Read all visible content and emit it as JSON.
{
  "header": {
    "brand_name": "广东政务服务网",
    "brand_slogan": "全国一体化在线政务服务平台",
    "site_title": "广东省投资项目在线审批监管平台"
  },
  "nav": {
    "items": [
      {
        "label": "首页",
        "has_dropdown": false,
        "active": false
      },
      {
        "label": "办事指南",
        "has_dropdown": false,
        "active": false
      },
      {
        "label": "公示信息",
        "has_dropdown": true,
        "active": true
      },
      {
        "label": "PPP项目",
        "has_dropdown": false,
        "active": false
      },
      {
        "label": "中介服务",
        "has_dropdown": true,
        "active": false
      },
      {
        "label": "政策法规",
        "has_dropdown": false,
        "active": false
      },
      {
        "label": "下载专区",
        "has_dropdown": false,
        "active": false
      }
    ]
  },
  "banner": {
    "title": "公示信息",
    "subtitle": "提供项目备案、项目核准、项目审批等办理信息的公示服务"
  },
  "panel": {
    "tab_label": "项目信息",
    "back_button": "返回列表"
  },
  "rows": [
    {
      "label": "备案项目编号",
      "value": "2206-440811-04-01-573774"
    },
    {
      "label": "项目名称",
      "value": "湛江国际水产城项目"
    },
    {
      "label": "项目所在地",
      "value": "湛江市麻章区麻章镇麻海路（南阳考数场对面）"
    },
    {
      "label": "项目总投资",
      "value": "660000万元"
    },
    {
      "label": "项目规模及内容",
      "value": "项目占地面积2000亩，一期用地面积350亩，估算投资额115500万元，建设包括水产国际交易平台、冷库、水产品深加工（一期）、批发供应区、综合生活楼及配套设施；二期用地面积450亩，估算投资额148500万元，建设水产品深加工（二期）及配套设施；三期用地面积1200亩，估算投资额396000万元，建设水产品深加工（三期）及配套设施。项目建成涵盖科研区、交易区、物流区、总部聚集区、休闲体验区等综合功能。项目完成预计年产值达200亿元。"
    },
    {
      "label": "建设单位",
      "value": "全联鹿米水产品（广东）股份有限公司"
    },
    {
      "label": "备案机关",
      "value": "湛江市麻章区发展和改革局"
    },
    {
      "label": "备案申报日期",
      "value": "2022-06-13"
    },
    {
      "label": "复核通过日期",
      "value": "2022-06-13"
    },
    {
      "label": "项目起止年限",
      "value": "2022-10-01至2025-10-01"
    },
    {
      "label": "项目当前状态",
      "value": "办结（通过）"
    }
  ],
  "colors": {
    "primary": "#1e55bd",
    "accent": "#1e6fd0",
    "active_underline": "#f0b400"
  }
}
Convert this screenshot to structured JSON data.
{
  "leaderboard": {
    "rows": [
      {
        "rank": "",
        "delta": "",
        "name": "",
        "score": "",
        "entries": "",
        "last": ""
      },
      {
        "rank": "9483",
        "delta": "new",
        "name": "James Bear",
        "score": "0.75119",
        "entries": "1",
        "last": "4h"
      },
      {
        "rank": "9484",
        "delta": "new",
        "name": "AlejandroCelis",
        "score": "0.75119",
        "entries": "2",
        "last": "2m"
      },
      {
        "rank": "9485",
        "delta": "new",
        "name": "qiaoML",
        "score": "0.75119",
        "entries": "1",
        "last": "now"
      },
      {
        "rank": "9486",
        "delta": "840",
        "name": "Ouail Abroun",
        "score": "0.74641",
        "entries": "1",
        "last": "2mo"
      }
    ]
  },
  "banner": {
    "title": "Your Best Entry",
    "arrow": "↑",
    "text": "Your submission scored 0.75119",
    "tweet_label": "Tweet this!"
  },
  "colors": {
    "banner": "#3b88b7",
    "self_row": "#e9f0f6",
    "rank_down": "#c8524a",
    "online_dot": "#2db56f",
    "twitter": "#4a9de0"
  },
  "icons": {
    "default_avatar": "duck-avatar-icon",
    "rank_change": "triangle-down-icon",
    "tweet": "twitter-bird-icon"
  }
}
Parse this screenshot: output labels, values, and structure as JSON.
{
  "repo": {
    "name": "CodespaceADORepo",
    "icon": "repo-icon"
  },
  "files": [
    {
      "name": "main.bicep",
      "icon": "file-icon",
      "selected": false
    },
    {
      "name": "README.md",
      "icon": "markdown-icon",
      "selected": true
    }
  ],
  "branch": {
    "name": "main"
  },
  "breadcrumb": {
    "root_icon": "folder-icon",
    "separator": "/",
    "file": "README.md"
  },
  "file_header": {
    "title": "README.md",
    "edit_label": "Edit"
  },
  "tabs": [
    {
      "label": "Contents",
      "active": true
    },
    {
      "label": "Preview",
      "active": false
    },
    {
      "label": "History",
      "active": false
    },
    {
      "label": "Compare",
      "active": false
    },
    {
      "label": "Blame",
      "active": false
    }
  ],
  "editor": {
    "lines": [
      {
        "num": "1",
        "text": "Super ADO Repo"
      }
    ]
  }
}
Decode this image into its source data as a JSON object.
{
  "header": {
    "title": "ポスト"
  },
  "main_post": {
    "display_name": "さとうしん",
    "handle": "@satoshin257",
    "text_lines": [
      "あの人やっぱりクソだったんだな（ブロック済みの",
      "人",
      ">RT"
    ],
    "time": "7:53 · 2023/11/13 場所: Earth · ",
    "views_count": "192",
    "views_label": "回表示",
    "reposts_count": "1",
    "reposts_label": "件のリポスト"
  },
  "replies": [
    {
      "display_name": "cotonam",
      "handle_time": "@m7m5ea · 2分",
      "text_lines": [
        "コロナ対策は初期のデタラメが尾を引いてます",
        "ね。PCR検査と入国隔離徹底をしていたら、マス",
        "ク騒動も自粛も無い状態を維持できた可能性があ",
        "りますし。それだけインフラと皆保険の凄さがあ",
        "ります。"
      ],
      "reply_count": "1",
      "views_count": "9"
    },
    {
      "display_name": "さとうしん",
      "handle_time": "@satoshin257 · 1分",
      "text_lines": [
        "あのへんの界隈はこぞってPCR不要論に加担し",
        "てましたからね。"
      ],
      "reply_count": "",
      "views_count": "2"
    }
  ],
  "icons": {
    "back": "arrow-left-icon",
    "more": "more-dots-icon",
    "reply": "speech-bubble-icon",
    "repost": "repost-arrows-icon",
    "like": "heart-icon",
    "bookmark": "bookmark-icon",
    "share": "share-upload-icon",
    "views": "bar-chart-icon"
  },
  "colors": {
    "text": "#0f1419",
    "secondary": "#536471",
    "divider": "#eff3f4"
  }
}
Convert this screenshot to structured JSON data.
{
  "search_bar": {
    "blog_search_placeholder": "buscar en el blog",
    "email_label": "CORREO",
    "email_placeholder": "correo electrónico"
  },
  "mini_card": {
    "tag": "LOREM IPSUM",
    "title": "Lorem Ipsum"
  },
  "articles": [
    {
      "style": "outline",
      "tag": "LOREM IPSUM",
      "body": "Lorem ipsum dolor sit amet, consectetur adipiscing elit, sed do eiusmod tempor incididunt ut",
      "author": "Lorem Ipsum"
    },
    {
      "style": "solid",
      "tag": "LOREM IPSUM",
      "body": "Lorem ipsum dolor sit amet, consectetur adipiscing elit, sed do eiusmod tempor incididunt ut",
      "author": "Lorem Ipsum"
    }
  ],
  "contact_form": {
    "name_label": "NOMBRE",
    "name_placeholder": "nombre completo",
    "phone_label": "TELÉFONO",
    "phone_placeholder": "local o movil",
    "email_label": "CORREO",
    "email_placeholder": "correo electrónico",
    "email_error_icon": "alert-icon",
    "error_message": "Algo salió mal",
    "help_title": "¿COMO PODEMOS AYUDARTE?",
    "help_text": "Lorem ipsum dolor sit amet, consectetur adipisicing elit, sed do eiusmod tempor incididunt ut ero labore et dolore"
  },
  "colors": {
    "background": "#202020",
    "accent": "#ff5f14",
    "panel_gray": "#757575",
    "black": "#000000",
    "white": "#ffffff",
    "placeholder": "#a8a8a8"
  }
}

* * * * *

SET TASK. Reproduce the material verbatim, line by line.

COMPLETED EXERCISE.
Read all visible content and emit it as JSON.
{
  "header": {
    "brand_name": "广东政务服务网",
    "brand_slogan": "全国一体化在线政务服务平台",
    "site_title": "广东省投资项目在线审批监管平台"
  },
  "nav": {
    "items": [
      {
        "label": "首页",
        "has_dropdown": false,
        "active": false
      },
      {
        "label": "办事指南",
        "has_dropdown": false,
        "active": false
      },
      {
        "label": "公示信息",
        "has_dropdown": true,
        "active": true
      },
      {
        "label": "PPP项目",
        "has_dropdown": false,
        "active": false
      },
      {
        "label": "中介服务",
        "has_dropdown": true,
        "active": false
      },
      {
        "label": "政策法规",
        "has_dropdown": false,
        "active": false
      },
      {
        "label": "下载专区",
        "has_dropdown": false,
        "active": false
      }
    ]
  },
  "banner": {
    "title": "公示信息",
    "subtitle": "提供项目备案、项目核准、项目审批等办理信息的公示服务"
  },
  "panel": {
    "tab_label": "项目信息",
    "back_button": "返回列表"
  },
  "rows": [
    {
      "label": "备案项目编号",
      "value": "2206-440811-04-01-573774"
    },
    {
      "label": "项目名称",
      "value": "湛江国际水产城项目"
    },
    {
      "label": "项目所在地",
      "value": "湛江市麻章区麻章镇麻海路（南阳考数场对面）"
    },
    {
      "label": "项目总投资",
      "value": "660000万元"
    },
    {
      "label": "项目规模及内容",
      "value": "项目占地面积2000亩，一期用地面积350亩，估算投资额115500万元，建设包括水产国际交易平台、冷库、水产品深加工（一期）、批发供应区、综合生活楼及配套设施；二期用地面积450亩，估算投资额148500万元，建设水产品深加工（二期）及配套设施；三期用地面积1200亩，估算投资额396000万元，建设水产品深加工（三期）及配套设施。项目建成涵盖科研区、交易区、物流区、总部聚集区、休闲体验区等综合功能。项目完成预计年产值达200亿元。"
    },
    {
      "label": "建设单位",
      "value": "全联鹿米水产品（广东）股份有限公司"
    },
    {
      "label": "备案机关",
      "value": "湛江市麻章区发展和改革局"
    },
    {
      "label": "备案申报日期",
      "value": "2022-06-13"
    },
    {
      "label": "复核通过日期",
      "value": "2022-06-13"
    },
    {
      "label": "项目起止年限",
      "value": "2022-10-01至2025-10-01"
    },
    {
      "label": "项目当前状态",
      "value": "办结（通过）"
    }
  ],
  "colors": {
    "primary": "#1e55bd",
    "accent": "#1e6fd0",
    "active_underline": "#f0b400"
  }
}
Convert this screenshot to structured JSON data.
{
  "leaderboard": {
    "rows": [
      {
        "rank": "",
        "delta": "",
        "name": "",
        "score": "",
        "entries": "",
        "last": ""
      },
      {
        "rank": "9483",
        "delta": "new",
        "name": "James Bear",
        "score": "0.75119",
        "entries": "1",
        "last": "4h"
      },
      {
        "rank": "9484",
        "delta": "new",
        "name": "AlejandroCelis",
        "score": "0.75119",
        "entries": "2",
        "last": "2m"
      },
      {
        "rank": "9485",
        "delta": "new",
        "name": "qiaoML",
        "score": "0.75119",
        "entries": "1",
        "last": "now"
      },
      {
        "rank": "9486",
        "delta": "840",
        "name": "Ouail Abroun",
        "score": "0.74641",
        "entries": "1",
        "last": "2mo"
      }
    ]
  },
  "banner": {
    "title": "Your Best Entry",
    "arrow": "↑",
    "text": "Your submission scored 0.75119",
    "tweet_label": "Tweet this!"
  },
  "colors": {
    "banner": "#3b88b7",
    "self_row": "#e9f0f6",
    "rank_down": "#c8524a",
    "online_dot": "#2db56f",
    "twitter": "#4a9de0"
  },
  "icons": {
    "default_avatar": "duck-avatar-icon",
    "rank_change": "triangle-down-icon",
    "tweet": "twitter-bird-icon"
  }
}
Parse this screenshot: output labels, values, and structure as JSON.
{
  "repo": {
    "name": "CodespaceADORepo",
    "icon": "repo-icon"
  },
  "files": [
    {
      "name": "main.bicep",
      "icon": "file-icon",
      "selected": false
    },
    {
      "name": "README.md",
      "icon": "markdown-icon",
      "selected": true
    }
  ],
  "branch": {
    "name": "main"
  },
  "breadcrumb": {
    "root_icon": "folder-icon",
    "separator": "/",
    "file": "README.md"
  },
  "file_header": {
    "title": "README.md",
    "edit_label": "Edit"
  },
  "tabs": [
    {
      "label": "Contents",
      "active": true
    },
    {
      "label": "Preview",
      "active": false
    },
    {
      "label": "History",
      "active": false
    },
    {
      "label": "Compare",
      "active": false
    },
    {
      "label": "Blame",
      "active": false
    }
  ],
  "editor": {
    "lines": [
      {
        "num": "1",
        "text": "Super ADO Repo"
      }
    ]
  }
}
Decode this image into its source data as a JSON object.
{
  "header": {
    "title": "ポスト"
  },
  "main_post": {
    "display_name": "さとうしん",
    "handle": "@satoshin257",
    "text_lines": [
      "あの人やっぱりクソだったんだな（ブロック済みの",
      "人",
      ">RT"
    ],
    "time": "7:53 · 2023/11/13 場所: Earth · ",
    "views_count": "192",
    "views_label": "回表示",
    "reposts_count": "1",
    "reposts_label": "件のリポスト"
  },
  "replies": [
    {
      "display_name": "cotonam",
      "handle_time": "@m7m5ea · 2分",
      "text_lines": [
        "コロナ対策は初期のデタラメが尾を引いてます",
        "ね。PCR検査と入国隔離徹底をしていたら、マス",
        "ク騒動も自粛も無い状態を維持できた可能性があ",
        "りますし。それだけインフラと皆保険の凄さがあ",
        "ります。"
      ],
      "reply_count": "1",
      "views_count": "9"
    },
    {
      "display_name": "さとうしん",
      "handle_time": "@satoshin257 · 1分",
      "text_lines": [
        "あのへんの界隈はこぞってPCR不要論に加担し",
        "てましたからね。"
      ],
      "reply_count": "",
      "views_count": "2"
    }
  ],
  "icons": {
    "back": "arrow-left-icon",
    "more": "more-dots-icon",
    "reply": "speech-bubble-icon",
    "repost": "repost-arrows-icon",
    "like": "heart-icon",
    "bookmark": "bookmark-icon",
    "share": "share-upload-icon",
    "views": "bar-chart-icon"
  },
  "colors": {
    "text": "#0f1419",
    "secondary": "#536471",
    "divider": "#eff3f4"
  }
}
Convert this screenshot to structured JSON data.
{
  "search_bar": {
    "blog_search_placeholder": "buscar en el blog",
    "email_label": "CORREO",
    "email_placeholder": "correo electrónico"
  },
  "mini_card": {
    "tag": "LOREM IPSUM",
    "title": "Lorem Ipsum"
  },
  "articles": [
    {
      "style": "outline",
      "tag": "LOREM IPSUM",
      "body": "Lorem ipsum dolor sit amet, consectetur adipiscing elit, sed do eiusmod tempor incididunt ut",
      "author": "Lorem Ipsum"
    },
    {
      "style": "solid",
      "tag": "LOREM IPSUM",
      "body": "Lorem ipsum dolor sit amet, consectetur adipiscing elit, sed do eiusmod tempor incididunt ut",
      "author": "Lorem Ipsum"
    }
  ],
  "contact_form": {
    "name_label": "NOMBRE",
    "name_placeholder": "nombre completo",
    "phone_label": "TELÉFONO",
    "phone_placeholder": "local o movil",
    "email_label": "CORREO",
    "email_placeholder": "correo electrónico",
    "email_error_icon": "alert-icon",
    "error_message": "Algo salió mal",
    "help_title": "¿COMO PODEMOS AYUDARTE?",
    "help_text": "Lorem ipsum dolor sit amet, consectetur adipisicing elit, sed do eiusmod tempor incididunt ut ero labore et dolore"
  },
  "colors": {
    "background": "#202020",
    "accent": "#ff5f14",
    "panel_gray": "#757575",
    "black": "#000000",
    "white": "#ffffff",
    "placeholder": "#a8a8a8"
  }
}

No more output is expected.